-- Start Provided records --

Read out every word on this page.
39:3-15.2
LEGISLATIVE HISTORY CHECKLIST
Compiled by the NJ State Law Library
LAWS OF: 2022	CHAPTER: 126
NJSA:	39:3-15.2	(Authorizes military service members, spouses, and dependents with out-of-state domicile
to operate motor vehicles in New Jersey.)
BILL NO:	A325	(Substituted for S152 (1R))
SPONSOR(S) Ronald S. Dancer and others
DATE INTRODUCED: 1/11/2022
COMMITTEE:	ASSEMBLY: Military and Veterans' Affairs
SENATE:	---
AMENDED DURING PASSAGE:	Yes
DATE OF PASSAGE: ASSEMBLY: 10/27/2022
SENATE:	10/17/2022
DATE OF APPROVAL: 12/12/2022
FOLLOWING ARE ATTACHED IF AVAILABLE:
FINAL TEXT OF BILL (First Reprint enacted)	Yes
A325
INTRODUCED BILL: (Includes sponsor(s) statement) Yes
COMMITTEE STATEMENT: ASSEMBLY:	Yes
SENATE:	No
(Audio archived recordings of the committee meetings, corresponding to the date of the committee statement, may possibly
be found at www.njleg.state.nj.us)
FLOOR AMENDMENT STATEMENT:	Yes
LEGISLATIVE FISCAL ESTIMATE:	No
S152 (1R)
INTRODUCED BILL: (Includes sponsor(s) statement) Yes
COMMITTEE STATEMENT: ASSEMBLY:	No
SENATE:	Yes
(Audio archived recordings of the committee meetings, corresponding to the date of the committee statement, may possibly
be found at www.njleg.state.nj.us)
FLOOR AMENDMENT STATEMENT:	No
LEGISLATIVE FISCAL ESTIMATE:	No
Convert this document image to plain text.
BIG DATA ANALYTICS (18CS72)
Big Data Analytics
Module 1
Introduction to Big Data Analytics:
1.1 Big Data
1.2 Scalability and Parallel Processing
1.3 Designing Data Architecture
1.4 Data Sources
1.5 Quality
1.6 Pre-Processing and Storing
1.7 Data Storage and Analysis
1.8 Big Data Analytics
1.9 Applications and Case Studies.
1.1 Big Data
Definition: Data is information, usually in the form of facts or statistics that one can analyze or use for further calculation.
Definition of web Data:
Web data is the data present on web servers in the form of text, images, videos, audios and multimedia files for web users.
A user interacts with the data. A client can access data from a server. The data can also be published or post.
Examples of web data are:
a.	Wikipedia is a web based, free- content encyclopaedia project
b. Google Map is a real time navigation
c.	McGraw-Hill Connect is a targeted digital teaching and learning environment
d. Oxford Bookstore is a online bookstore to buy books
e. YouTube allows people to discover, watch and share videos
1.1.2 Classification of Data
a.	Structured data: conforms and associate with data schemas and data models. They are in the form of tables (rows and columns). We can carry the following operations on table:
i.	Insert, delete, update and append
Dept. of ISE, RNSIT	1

-- End Provided records --

Problem requirements: Output exactly the lines above, from the one holding "Convert this document image to plain text." through the end of the data, including the first and last.

Result for this task:
Convert this document image to plain text.
BIG DATA ANALYTICS (18CS72)
Big Data Analytics
Module 1
Introduction to Big Data Analytics:
1.1 Big Data
1.2 Scalability and Parallel Processing
1.3 Designing Data Architecture
1.4 Data Sources
1.5 Quality
1.6 Pre-Processing and Storing
1.7 Data Storage and Analysis
1.8 Big Data Analytics
1.9 Applications and Case Studies.
1.1 Big Data
Definition: Data is information, usually in the form of facts or statistics that one can analyze or use for further calculation.
Definition of web Data:
Web data is the data present on web servers in the form of text, images, videos, audios and multimedia files for web users.
A user interacts with the data. A client can access data from a server. The data can also be published or post.
Examples of web data are:
a.	Wikipedia is a web based, free- content encyclopaedia project
b. Google Map is a real time navigation
c.	McGraw-Hill Connect is a targeted digital teaching and learning environment
d. Oxford Bookstore is a online bookstore to buy books
e. YouTube allows people to discover, watch and share videos
1.1.2 Classification of Data
a.	Structured data: conforms and associate with data schemas and data models. They are in the form of tables (rows and columns). We can carry the following operations on table:
i.	Insert, delete, update and append
Dept. of ISE, RNSIT	1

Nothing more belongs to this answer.